● **Work instructions**
Recast the material as a JSON list of strings with one string per line and no blank lines, covering only the part that runs from the start of the material through the line containing "183, 117, 197]", with both ends included.

Dataset records
....

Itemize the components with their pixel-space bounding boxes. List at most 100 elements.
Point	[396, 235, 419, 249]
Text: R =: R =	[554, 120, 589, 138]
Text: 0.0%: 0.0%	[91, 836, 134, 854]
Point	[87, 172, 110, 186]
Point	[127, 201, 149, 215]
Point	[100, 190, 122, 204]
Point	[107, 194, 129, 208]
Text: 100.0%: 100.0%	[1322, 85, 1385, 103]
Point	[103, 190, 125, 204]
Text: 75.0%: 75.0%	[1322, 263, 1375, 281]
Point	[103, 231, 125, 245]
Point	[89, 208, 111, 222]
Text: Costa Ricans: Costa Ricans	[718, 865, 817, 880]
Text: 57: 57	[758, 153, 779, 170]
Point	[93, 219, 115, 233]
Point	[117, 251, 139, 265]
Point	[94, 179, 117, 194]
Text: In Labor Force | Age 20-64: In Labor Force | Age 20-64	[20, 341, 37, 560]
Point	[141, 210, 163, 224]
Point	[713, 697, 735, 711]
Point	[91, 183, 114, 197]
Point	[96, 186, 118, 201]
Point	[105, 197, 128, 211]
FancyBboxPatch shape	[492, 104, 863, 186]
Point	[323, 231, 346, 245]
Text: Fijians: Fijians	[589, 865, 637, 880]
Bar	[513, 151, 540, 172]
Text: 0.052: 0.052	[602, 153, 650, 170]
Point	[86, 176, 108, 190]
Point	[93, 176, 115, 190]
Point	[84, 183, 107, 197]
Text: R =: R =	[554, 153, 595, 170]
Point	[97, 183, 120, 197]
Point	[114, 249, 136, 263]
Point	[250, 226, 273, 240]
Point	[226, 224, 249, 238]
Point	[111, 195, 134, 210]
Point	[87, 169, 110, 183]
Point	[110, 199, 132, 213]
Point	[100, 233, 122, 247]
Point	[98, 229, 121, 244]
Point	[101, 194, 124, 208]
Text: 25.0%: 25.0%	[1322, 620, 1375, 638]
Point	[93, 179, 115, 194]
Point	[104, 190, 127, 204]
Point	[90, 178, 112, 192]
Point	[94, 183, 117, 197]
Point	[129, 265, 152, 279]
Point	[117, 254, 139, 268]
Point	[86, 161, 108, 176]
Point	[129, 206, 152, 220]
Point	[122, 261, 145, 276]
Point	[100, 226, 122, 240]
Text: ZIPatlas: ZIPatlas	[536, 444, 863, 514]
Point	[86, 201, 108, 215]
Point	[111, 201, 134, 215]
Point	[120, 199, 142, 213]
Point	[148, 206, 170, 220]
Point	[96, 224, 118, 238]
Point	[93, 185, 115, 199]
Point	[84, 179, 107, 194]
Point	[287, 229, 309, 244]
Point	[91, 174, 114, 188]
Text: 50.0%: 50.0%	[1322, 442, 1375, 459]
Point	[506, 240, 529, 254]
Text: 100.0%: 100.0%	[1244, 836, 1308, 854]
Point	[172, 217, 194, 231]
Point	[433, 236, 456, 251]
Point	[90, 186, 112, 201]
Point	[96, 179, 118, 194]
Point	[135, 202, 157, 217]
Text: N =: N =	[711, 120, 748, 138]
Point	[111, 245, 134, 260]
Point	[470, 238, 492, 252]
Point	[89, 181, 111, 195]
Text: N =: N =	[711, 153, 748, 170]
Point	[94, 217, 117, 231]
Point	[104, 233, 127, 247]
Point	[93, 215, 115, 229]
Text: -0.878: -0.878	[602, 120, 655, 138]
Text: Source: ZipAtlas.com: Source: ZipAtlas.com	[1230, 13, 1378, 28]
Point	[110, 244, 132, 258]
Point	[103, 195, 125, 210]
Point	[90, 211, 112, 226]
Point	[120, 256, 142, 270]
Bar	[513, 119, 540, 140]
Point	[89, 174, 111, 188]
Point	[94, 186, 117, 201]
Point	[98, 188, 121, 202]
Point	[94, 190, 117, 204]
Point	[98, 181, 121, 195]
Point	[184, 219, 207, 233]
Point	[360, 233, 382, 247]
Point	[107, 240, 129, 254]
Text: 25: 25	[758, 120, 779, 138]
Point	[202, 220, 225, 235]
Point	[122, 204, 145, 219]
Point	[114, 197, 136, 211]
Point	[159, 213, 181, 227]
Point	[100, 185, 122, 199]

....

● **The response**
[
  "Itemize the components with their pixel-space bounding boxes. List at most 100 elements.",
  "Point\t[396, 235, 419, 249]",
  "Text: R =: R =\t[554, 120, 589, 138]",
  "Text: 0.0%: 0.0%\t[91, 836, 134, 854]",
  "Point\t[87, 172, 110, 186]",
  "Point\t[127, 201, 149, 215]",
  "Point\t[100, 190, 122, 204]",
  "Point\t[107, 194, 129, 208]",
  "Text: 100.0%: 100.0%\t[1322, 85, 1385, 103]",
  "Point\t[103, 190, 125, 204]",
  "Text: 75.0%: 75.0%\t[1322, 263, 1375, 281]",
  "Point\t[103, 231, 125, 245]",
  "Point\t[89, 208, 111, 222]",
  "Text: Costa Ricans: Costa Ricans\t[718, 865, 817, 880]",
  "Text: 57: 57\t[758, 153, 779, 170]",
  "Point\t[93, 219, 115, 233]",
  "Point\t[117, 251, 139, 265]",
  "Point\t[94, 179, 117, 194]",
  "Text: In Labor Force | Age 20-64: In Labor Force | Age 20-64\t[20, 341, 37, 560]",
  "Point\t[141, 210, 163, 224]",
  "Point\t[713, 697, 735, 711]",
  "Point\t[91, 183, 114, 197]",
  "Point\t[96, 186, 118, 201]",
  "Point\t[105, 197, 128, 211]",
  "FancyBboxPatch shape\t[492, 104, 863, 186]",
  "Point\t[323, 231, 346, 245]",
  "Text: Fijians: Fijians\t[589, 865, 637, 880]",
  "Bar\t[513, 151, 540, 172]",
  "Text: 0.052: 0.052\t[602, 153, 650, 170]",
  "Point\t[86, 176, 108, 190]",
  "Point\t[93, 176, 115, 190]",
  "Point\t[84, 183, 107, 197]",
  "Text: R =: R =\t[554, 153, 595, 170]",
  "Point\t[97, 183, 120, 197]",
  "Point\t[114, 249, 136, 263]",
  "Point\t[250, 226, 273, 240]",
  "Point\t[226, 224, 249, 238]",
  "Point\t[111, 195, 134, 210]",
  "Point\t[87, 169, 110, 183]",
  "Point\t[110, 199, 132, 213]",
  "Point\t[100, 233, 122, 247]",
  "Point\t[98, 229, 121, 244]",
  "Point\t[101, 194, 124, 208]",
  "Text: 25.0%: 25.0%\t[1322, 620, 1375, 638]",
  "Point\t[93, 179, 115, 194]",
  "Point\t[104, 190, 127, 204]",
  "Point\t[90, 178, 112, 192]",
  "Point\t[94, 183, 117, 197]"
]